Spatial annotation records
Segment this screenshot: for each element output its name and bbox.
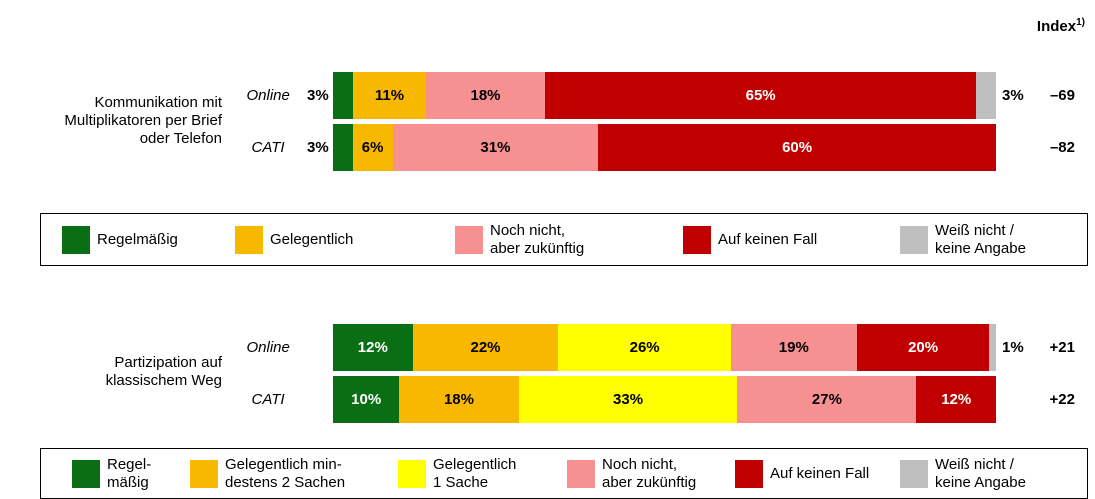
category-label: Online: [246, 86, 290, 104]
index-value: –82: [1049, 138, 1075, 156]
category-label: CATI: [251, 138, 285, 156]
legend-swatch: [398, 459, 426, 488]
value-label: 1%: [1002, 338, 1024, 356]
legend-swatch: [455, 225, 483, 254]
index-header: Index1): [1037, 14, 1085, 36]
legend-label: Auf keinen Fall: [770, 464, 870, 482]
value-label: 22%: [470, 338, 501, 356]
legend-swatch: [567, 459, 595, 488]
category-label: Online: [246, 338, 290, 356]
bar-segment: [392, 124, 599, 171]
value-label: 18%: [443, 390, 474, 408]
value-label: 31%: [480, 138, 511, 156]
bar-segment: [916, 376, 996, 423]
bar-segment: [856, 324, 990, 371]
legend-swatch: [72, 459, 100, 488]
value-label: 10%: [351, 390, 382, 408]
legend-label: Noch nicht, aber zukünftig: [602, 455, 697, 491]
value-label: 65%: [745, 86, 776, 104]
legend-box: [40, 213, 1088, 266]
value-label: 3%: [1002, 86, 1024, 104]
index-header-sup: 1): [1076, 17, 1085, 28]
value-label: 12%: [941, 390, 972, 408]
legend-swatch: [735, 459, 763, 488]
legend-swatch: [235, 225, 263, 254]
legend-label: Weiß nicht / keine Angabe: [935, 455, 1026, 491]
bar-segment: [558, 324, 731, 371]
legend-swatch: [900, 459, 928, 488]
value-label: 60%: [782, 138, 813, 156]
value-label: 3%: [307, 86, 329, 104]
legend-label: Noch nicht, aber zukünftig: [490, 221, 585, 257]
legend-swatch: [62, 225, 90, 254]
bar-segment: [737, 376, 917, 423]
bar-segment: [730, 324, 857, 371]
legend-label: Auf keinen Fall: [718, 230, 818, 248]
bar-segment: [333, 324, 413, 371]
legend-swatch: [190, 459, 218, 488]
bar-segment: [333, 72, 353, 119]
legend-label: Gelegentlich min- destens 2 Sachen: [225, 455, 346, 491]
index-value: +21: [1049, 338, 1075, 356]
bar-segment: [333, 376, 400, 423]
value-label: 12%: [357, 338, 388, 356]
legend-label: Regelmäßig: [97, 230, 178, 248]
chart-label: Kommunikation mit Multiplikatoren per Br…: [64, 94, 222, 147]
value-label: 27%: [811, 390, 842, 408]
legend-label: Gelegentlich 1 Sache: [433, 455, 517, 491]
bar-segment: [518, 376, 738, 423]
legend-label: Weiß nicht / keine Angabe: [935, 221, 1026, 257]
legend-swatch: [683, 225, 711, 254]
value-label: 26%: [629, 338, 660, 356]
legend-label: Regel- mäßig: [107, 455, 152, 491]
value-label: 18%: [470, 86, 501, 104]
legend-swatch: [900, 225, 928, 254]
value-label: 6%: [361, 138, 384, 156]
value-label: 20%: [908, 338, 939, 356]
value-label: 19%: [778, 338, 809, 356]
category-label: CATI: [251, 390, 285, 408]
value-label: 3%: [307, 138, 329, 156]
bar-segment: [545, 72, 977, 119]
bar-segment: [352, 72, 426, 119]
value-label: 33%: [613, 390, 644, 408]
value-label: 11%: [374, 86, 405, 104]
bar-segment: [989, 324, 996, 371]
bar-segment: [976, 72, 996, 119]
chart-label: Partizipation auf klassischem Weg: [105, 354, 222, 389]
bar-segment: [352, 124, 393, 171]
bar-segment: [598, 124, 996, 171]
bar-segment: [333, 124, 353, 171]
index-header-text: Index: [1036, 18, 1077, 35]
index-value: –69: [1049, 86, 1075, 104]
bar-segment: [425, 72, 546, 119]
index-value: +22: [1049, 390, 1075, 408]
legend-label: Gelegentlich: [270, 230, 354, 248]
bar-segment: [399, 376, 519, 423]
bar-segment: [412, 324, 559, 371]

What is expected: Rename "bar-segment" to "bar-section" throughout the listing and reproduce every line otherwise unchanged, leaving out the pictures.

Output for this task:
Segment this screenshot: for each element output its name and bbox.
category-label: Online: [246, 86, 290, 104]
index-value: –82: [1049, 138, 1075, 156]
category-label: CATI: [251, 138, 285, 156]
legend-swatch: [398, 459, 426, 488]
value-label: 1%: [1002, 338, 1024, 356]
legend-swatch: [455, 225, 483, 254]
index-header: Index1): [1037, 14, 1085, 36]
legend-label: Auf keinen Fall: [770, 464, 870, 482]
value-label: 22%: [470, 338, 501, 356]
legend-swatch: [567, 459, 595, 488]
category-label: Online: [246, 338, 290, 356]
bar-section: [392, 124, 599, 171]
value-label: 18%: [443, 390, 474, 408]
value-label: 31%: [480, 138, 511, 156]
bar-section: [916, 376, 996, 423]
bar-section: [856, 324, 990, 371]
legend-swatch: [72, 459, 100, 488]
value-label: 10%: [351, 390, 382, 408]
legend-label: Noch nicht, aber zukünftig: [602, 455, 697, 491]
value-label: 65%: [745, 86, 776, 104]
legend-box: [40, 213, 1088, 266]
value-label: 3%: [1002, 86, 1024, 104]
index-header-sup: 1): [1076, 17, 1085, 28]
value-label: 12%: [941, 390, 972, 408]
legend-swatch: [735, 459, 763, 488]
legend-swatch: [235, 225, 263, 254]
legend-label: Weiß nicht / keine Angabe: [935, 455, 1026, 491]
bar-section: [558, 324, 731, 371]
legend-swatch: [900, 459, 928, 488]
value-label: 60%: [782, 138, 813, 156]
value-label: 3%: [307, 86, 329, 104]
legend-label: Noch nicht, aber zukünftig: [490, 221, 585, 257]
legend-swatch: [62, 225, 90, 254]
bar-section: [737, 376, 917, 423]
bar-section: [730, 324, 857, 371]
legend-label: Auf keinen Fall: [718, 230, 818, 248]
bar-section: [333, 324, 413, 371]
legend-swatch: [190, 459, 218, 488]
bar-section: [333, 72, 353, 119]
legend-label: Gelegentlich min- destens 2 Sachen: [225, 455, 346, 491]
index-value: +21: [1049, 338, 1075, 356]
bar-section: [333, 376, 400, 423]
value-label: 12%: [357, 338, 388, 356]
legend-label: Regelmäßig: [97, 230, 178, 248]
chart-label: Kommunikation mit Multiplikatoren per Br…: [64, 94, 222, 147]
value-label: 27%: [811, 390, 842, 408]
legend-label: Gelegentlich 1 Sache: [433, 455, 517, 491]
bar-section: [518, 376, 738, 423]
legend-label: Weiß nicht / keine Angabe: [935, 221, 1026, 257]
legend-swatch: [683, 225, 711, 254]
value-label: 26%: [629, 338, 660, 356]
legend-label: Regel- mäßig: [107, 455, 152, 491]
value-label: 18%: [470, 86, 501, 104]
legend-swatch: [900, 225, 928, 254]
value-label: 6%: [361, 138, 384, 156]
value-label: 20%: [908, 338, 939, 356]
value-label: 19%: [778, 338, 809, 356]
category-label: CATI: [251, 390, 285, 408]
value-label: 3%: [307, 138, 329, 156]
bar-section: [545, 72, 977, 119]
bar-section: [352, 72, 426, 119]
value-label: 33%: [613, 390, 644, 408]
value-label: 11%: [374, 86, 405, 104]
bar-section: [989, 324, 996, 371]
bar-section: [976, 72, 996, 119]
chart-label: Partizipation auf klassischem Weg: [105, 354, 222, 389]
bar-section: [352, 124, 393, 171]
bar-section: [598, 124, 996, 171]
bar-section: [333, 124, 353, 171]
index-header-text: Index: [1036, 18, 1077, 35]
index-value: –69: [1049, 86, 1075, 104]
bar-section: [425, 72, 546, 119]
index-value: +22: [1049, 390, 1075, 408]
legend-label: Gelegentlich: [270, 230, 354, 248]
bar-section: [399, 376, 519, 423]
bar-section: [412, 324, 559, 371]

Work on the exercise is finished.